Extracted data entries:
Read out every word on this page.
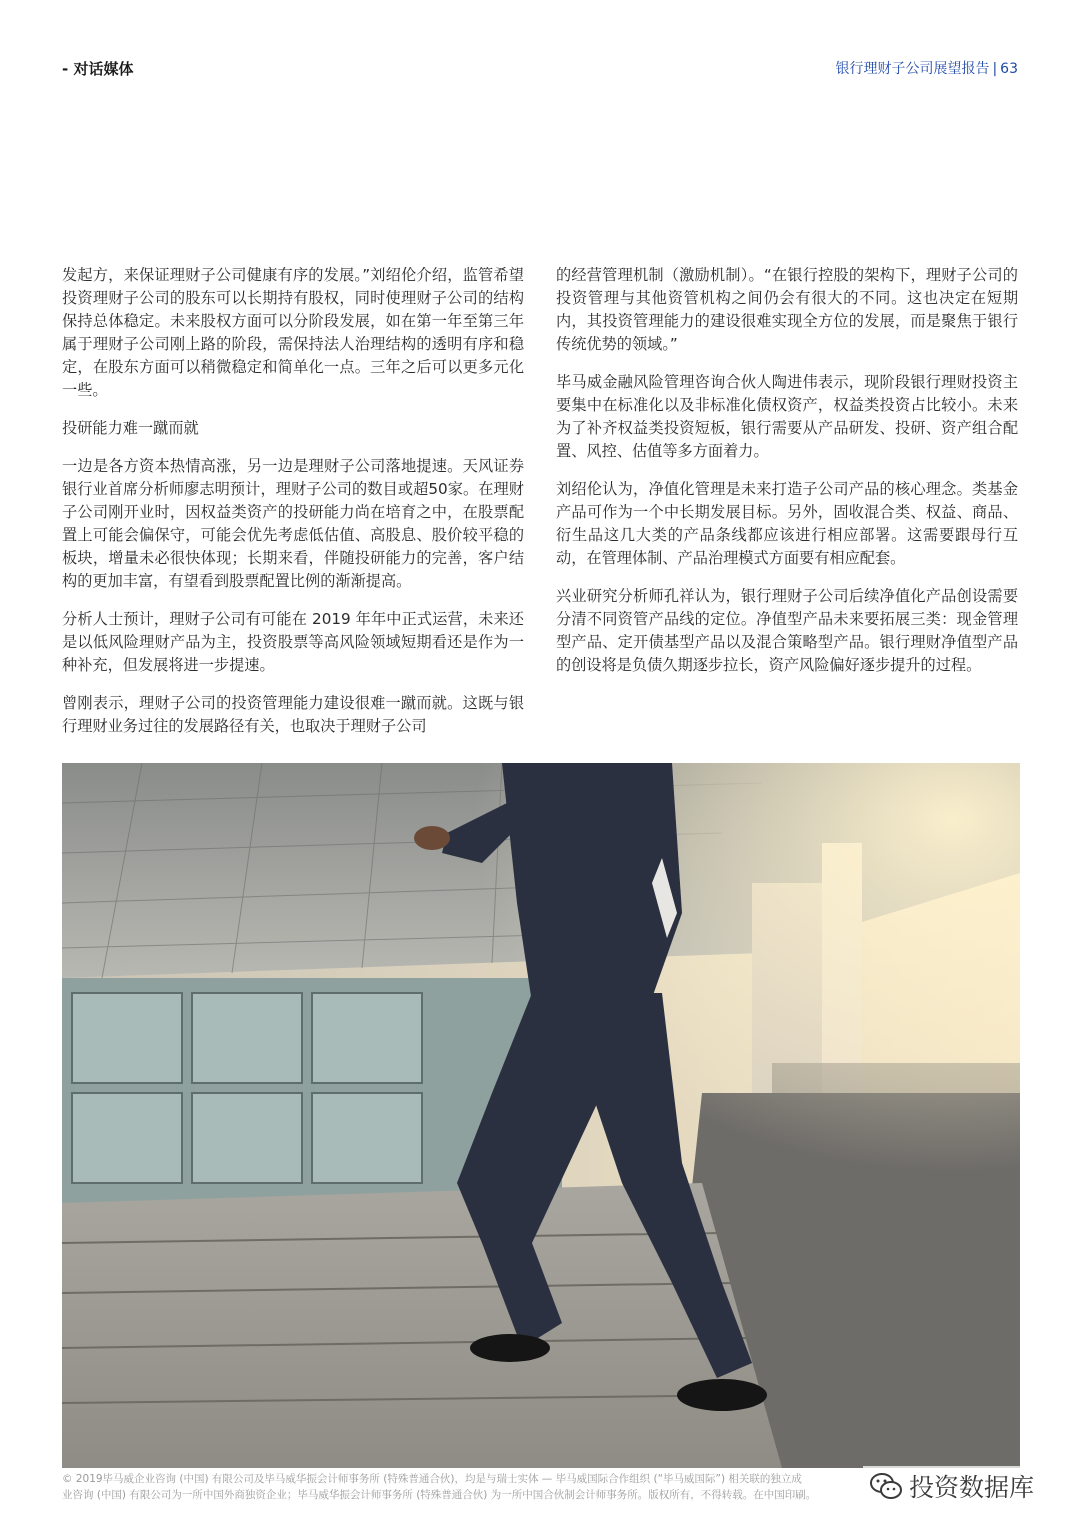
- 对话媒体	银行理财子公司展望报告 | 63

发起方，来保证理财子公司健康有序的发展。”刘绍伦介绍，监管希望投资理财子公司的股东可以长期持有股权，同时使理财子公司的结构保持总体稳定。未来股权方面可以分阶段发展，如在第一年至第三年属于理财子公司刚上路的阶段，需保持法人治理结构的透明有序和稳定，在股东方面可以稍微稳定和简单化一点。三年之后可以更多元化一些。

投研能力难一蹴而就

一边是各方资本热情高涨，另一边是理财子公司落地提速。天风证券银行业首席分析师廖志明预计，理财子公司的数目或超50家。在理财子公司刚开业时，因权益类资产的投研能力尚在培育之中，在股票配置上可能会偏保守，可能会优先考虑低估值、高股息、股价较平稳的板块，增量未必很快体现；长期来看，伴随投研能力的完善，客户结构的更加丰富，有望看到股票配置比例的渐渐提高。

分析人士预计，理财子公司有可能在 2019 年年中正式运营，未来还是以低风险理财产品为主，投资股票等高风险领域短期看还是作为一种补充，但发展将进一步提速。

曾刚表示，理财子公司的投资管理能力建设很难一蹴而就。这既与银行理财业务过往的发展路径有关，也取决于理财子公司

的经营管理机制（激励机制）。“在银行控股的架构下，理财子公司的投资管理与其他资管机构之间仍会有很大的不同。这也决定在短期内，其投资管理能力的建设很难实现全方位的发展，而是聚焦于银行传统优势的领域。”

毕马威金融风险管理咨询合伙人陶进伟表示，现阶段银行理财投资主要集中在标准化以及非标准化债权资产，权益类投资占比较小。未来为了补齐权益类投资短板，银行需要从产品研发、投研、资产组合配置、风控、估值等多方面着力。

刘绍伦认为，净值化管理是未来打造子公司产品的核心理念。类基金产品可作为一个中长期发展目标。另外，固收混合类、权益、商品、衍生品这几大类的产品条线都应该进行相应部署。这需要跟母行互动，在管理体制、产品治理模式方面要有相应配套。

兴业研究分析师孔祥认为，银行理财子公司后续净值化产品创设需要分清不同资管产品线的定位。净值型产品未来要拓展三类：现金管理型产品、定开债基型产品以及混合策略型产品。银行理财净值型产品的创设将是负债久期逐步拉长，资产风险偏好逐步提升的过程。

© 2019毕马威企业咨询 (中国) 有限公司及毕马威华振会计师事务所 (特殊普通合伙)，均是与瑞士实体 — 毕马威国际合作组织 (“毕马威国际”) 相关联的独立成
业咨询 (中国) 有限公司为一所中国外商独资企业；毕马威华振会计师事务所 (特殊普通合伙) 为一所中国合伙制会计师事务所。版权所有，不得转载。在中国印刷。	投资数据库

### GIVEN PROBLEM
Reproduce all of the entries word for word, skipping any pictures they hold.

### WRITTEN ANSWER
Read out every word on this page.
- 对话媒体	银行理财子公司展望报告 | 63

发起方，来保证理财子公司健康有序的发展。”刘绍伦介绍，监管希望投资理财子公司的股东可以长期持有股权，同时使理财子公司的结构保持总体稳定。未来股权方面可以分阶段发展，如在第一年至第三年属于理财子公司刚上路的阶段，需保持法人治理结构的透明有序和稳定，在股东方面可以稍微稳定和简单化一点。三年之后可以更多元化一些。

投研能力难一蹴而就

一边是各方资本热情高涨，另一边是理财子公司落地提速。天风证券银行业首席分析师廖志明预计，理财子公司的数目或超50家。在理财子公司刚开业时，因权益类资产的投研能力尚在培育之中，在股票配置上可能会偏保守，可能会优先考虑低估值、高股息、股价较平稳的板块，增量未必很快体现；长期来看，伴随投研能力的完善，客户结构的更加丰富，有望看到股票配置比例的渐渐提高。

分析人士预计，理财子公司有可能在 2019 年年中正式运营，未来还是以低风险理财产品为主，投资股票等高风险领域短期看还是作为一种补充，但发展将进一步提速。

曾刚表示，理财子公司的投资管理能力建设很难一蹴而就。这既与银行理财业务过往的发展路径有关，也取决于理财子公司

的经营管理机制（激励机制）。“在银行控股的架构下，理财子公司的投资管理与其他资管机构之间仍会有很大的不同。这也决定在短期内，其投资管理能力的建设很难实现全方位的发展，而是聚焦于银行传统优势的领域。”

毕马威金融风险管理咨询合伙人陶进伟表示，现阶段银行理财投资主要集中在标准化以及非标准化债权资产，权益类投资占比较小。未来为了补齐权益类投资短板，银行需要从产品研发、投研、资产组合配置、风控、估值等多方面着力。

刘绍伦认为，净值化管理是未来打造子公司产品的核心理念。类基金产品可作为一个中长期发展目标。另外，固收混合类、权益、商品、衍生品这几大类的产品条线都应该进行相应部署。这需要跟母行互动，在管理体制、产品治理模式方面要有相应配套。

兴业研究分析师孔祥认为，银行理财子公司后续净值化产品创设需要分清不同资管产品线的定位。净值型产品未来要拓展三类：现金管理型产品、定开债基型产品以及混合策略型产品。银行理财净值型产品的创设将是负债久期逐步拉长，资产风险偏好逐步提升的过程。

© 2019毕马威企业咨询 (中国) 有限公司及毕马威华振会计师事务所 (特殊普通合伙)，均是与瑞士实体 — 毕马威国际合作组织 (“毕马威国际”) 相关联的独立成
业咨询 (中国) 有限公司为一所中国外商独资企业；毕马威华振会计师事务所 (特殊普通合伙) 为一所中国合伙制会计师事务所。版权所有，不得转载。在中国印刷。	投资数据库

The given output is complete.